◆ **What to do**: Extract every line that contains the string "utilizada".

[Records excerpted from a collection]
-*-*-

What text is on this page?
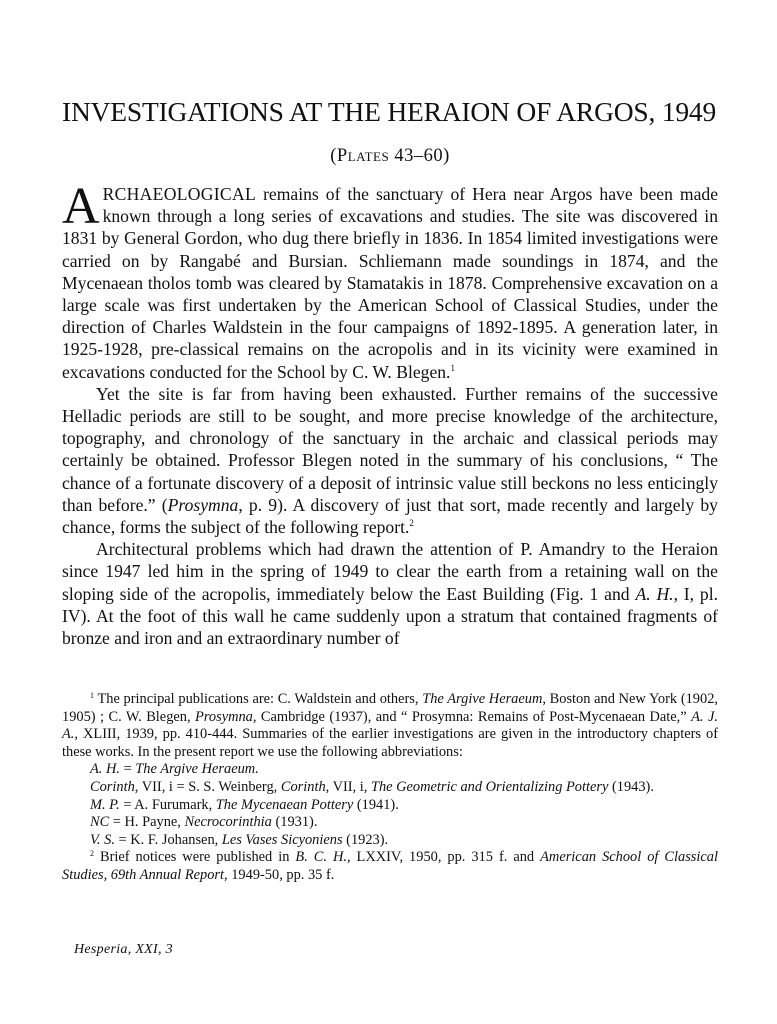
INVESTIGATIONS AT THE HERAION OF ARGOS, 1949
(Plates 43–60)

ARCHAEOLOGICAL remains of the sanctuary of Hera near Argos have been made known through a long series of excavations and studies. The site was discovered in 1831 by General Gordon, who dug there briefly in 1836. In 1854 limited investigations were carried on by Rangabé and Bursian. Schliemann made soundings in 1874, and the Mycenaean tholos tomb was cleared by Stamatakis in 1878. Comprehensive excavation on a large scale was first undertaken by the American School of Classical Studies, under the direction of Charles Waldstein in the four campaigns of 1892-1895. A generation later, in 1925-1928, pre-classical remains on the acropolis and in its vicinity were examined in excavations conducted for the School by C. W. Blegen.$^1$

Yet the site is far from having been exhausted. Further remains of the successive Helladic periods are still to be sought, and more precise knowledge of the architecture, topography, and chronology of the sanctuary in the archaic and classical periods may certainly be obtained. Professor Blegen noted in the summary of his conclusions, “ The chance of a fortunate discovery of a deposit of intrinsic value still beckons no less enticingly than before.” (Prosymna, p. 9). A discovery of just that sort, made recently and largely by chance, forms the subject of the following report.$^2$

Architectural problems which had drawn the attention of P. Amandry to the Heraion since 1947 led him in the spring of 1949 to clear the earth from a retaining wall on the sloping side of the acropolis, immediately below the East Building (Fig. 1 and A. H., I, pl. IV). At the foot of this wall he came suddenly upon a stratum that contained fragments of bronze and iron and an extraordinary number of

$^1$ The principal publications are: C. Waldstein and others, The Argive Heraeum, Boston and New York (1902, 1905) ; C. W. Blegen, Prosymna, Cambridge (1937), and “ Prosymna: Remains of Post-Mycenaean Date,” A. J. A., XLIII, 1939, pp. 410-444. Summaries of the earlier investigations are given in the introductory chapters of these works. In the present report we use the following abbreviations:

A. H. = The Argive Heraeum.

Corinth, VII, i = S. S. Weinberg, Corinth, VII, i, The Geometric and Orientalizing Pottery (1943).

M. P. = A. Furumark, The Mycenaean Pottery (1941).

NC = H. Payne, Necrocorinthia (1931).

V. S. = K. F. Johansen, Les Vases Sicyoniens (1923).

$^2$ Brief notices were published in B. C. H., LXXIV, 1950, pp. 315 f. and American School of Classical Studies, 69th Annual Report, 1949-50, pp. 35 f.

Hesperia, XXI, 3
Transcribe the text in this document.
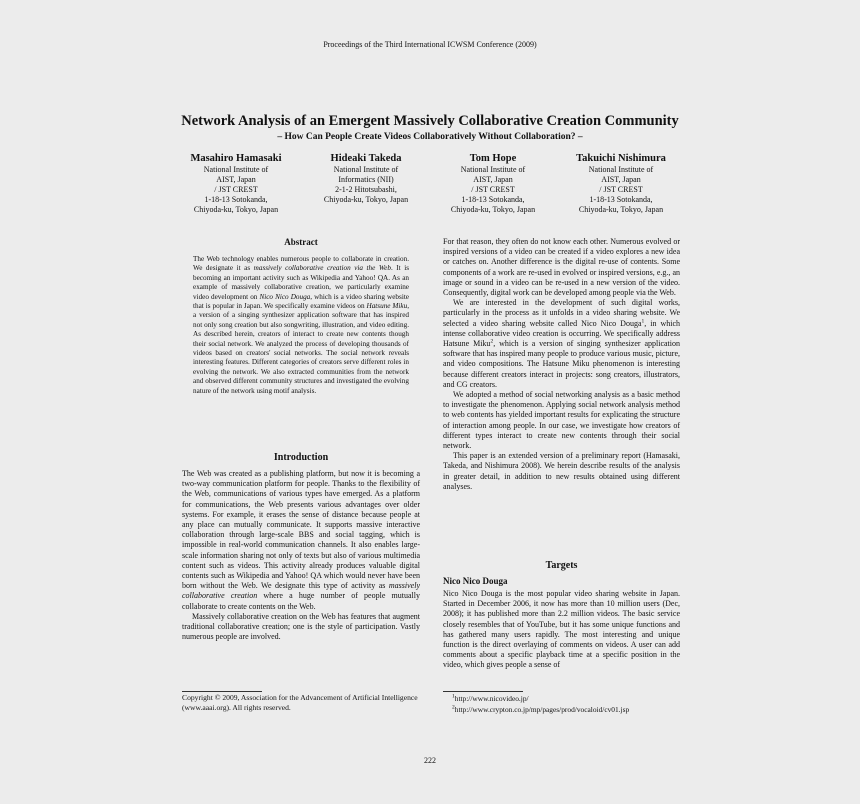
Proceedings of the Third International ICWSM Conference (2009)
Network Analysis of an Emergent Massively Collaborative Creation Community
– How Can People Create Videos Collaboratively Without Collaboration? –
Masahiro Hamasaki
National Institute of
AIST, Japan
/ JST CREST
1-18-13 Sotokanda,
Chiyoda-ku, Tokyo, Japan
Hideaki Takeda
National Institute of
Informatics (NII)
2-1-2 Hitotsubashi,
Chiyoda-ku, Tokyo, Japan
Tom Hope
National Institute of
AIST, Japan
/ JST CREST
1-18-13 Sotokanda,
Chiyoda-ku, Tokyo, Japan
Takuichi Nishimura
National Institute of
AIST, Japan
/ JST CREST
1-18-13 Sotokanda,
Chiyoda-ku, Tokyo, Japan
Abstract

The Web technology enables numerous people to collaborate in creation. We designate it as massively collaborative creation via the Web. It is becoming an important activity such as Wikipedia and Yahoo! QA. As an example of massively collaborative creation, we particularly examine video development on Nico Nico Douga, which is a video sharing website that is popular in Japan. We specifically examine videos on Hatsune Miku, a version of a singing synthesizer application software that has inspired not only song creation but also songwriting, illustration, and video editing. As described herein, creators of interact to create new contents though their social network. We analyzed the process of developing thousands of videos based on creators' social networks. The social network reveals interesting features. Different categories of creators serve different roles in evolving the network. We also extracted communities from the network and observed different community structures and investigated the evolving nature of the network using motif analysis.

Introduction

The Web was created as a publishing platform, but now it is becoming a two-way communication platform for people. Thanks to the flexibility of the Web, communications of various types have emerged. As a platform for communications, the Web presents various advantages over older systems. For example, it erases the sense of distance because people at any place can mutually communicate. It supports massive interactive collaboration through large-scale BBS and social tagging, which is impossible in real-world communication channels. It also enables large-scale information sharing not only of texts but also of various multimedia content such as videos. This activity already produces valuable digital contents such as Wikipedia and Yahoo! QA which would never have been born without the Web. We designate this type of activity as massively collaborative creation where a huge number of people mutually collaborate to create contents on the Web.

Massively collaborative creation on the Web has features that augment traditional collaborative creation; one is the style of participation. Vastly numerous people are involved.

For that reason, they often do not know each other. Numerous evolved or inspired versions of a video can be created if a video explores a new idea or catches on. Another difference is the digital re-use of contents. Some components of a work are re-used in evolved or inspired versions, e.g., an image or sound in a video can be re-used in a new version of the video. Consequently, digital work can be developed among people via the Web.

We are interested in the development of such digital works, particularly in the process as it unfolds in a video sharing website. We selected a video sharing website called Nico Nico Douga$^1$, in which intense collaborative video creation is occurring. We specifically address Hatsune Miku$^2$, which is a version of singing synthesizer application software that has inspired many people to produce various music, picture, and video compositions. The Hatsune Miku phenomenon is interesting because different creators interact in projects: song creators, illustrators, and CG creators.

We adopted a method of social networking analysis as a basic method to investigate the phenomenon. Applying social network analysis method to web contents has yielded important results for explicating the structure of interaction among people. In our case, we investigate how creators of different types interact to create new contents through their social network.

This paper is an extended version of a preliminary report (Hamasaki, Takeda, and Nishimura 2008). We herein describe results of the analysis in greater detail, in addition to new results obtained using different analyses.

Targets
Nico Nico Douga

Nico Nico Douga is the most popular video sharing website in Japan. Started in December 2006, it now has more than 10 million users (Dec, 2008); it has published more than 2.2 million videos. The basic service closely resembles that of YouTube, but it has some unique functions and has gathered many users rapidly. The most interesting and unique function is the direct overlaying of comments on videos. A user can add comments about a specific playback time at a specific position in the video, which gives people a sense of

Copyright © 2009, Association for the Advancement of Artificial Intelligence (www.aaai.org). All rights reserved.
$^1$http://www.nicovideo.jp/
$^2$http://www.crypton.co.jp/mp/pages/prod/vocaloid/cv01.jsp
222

-*-*-

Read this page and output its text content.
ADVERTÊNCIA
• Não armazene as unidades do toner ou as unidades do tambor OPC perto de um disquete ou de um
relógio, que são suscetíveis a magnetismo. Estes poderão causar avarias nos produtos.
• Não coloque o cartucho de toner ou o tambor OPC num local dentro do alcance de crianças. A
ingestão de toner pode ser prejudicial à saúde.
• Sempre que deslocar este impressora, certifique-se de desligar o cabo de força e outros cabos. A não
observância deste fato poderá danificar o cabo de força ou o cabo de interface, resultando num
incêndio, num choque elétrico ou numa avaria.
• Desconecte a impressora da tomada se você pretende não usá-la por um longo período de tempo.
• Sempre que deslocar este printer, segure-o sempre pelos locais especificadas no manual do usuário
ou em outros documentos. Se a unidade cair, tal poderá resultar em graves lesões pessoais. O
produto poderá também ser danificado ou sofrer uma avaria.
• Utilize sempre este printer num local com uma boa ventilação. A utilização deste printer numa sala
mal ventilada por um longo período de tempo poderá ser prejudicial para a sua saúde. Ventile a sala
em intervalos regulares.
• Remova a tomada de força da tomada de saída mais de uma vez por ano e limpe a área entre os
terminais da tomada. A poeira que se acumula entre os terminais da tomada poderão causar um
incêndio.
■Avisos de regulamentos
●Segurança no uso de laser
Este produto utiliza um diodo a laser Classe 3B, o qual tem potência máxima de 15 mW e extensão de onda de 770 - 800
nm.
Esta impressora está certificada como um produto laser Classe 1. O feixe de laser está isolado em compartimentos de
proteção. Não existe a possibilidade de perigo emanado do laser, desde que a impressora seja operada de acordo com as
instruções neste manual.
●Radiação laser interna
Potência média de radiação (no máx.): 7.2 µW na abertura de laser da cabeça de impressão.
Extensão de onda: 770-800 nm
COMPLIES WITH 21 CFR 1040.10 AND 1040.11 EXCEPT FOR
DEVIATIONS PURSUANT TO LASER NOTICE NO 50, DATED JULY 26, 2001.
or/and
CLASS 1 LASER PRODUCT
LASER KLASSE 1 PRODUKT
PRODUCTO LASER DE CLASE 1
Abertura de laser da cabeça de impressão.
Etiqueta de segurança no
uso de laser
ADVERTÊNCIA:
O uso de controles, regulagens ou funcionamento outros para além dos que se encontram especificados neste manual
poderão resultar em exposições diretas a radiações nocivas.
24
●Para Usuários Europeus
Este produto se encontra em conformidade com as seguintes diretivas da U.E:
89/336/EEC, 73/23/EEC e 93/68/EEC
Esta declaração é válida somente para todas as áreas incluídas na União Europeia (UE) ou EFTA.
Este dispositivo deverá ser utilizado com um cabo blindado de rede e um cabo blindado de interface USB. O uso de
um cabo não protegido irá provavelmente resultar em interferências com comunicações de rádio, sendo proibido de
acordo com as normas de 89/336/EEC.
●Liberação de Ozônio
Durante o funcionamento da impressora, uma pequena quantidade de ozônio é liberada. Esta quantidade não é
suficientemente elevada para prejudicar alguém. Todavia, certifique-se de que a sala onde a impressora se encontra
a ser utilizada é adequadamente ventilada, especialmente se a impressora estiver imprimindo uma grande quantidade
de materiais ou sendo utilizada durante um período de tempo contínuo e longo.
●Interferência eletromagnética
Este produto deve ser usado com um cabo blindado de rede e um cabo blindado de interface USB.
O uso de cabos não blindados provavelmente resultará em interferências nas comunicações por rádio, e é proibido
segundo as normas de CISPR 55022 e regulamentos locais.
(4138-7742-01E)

-*-*-

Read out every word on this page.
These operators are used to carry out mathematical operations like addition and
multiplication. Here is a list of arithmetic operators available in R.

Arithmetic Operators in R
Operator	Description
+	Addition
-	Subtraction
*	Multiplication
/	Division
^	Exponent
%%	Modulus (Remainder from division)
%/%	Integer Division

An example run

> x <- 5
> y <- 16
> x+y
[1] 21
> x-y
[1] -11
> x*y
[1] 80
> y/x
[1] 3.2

-*-*-

◆ **Exercise result**:
a ser utilizada é adequadamente ventilada, especialmente se a impressora estiver imprimindo uma grande quantidade
de materiais ou sendo utilizada durante um período de tempo contínuo e longo.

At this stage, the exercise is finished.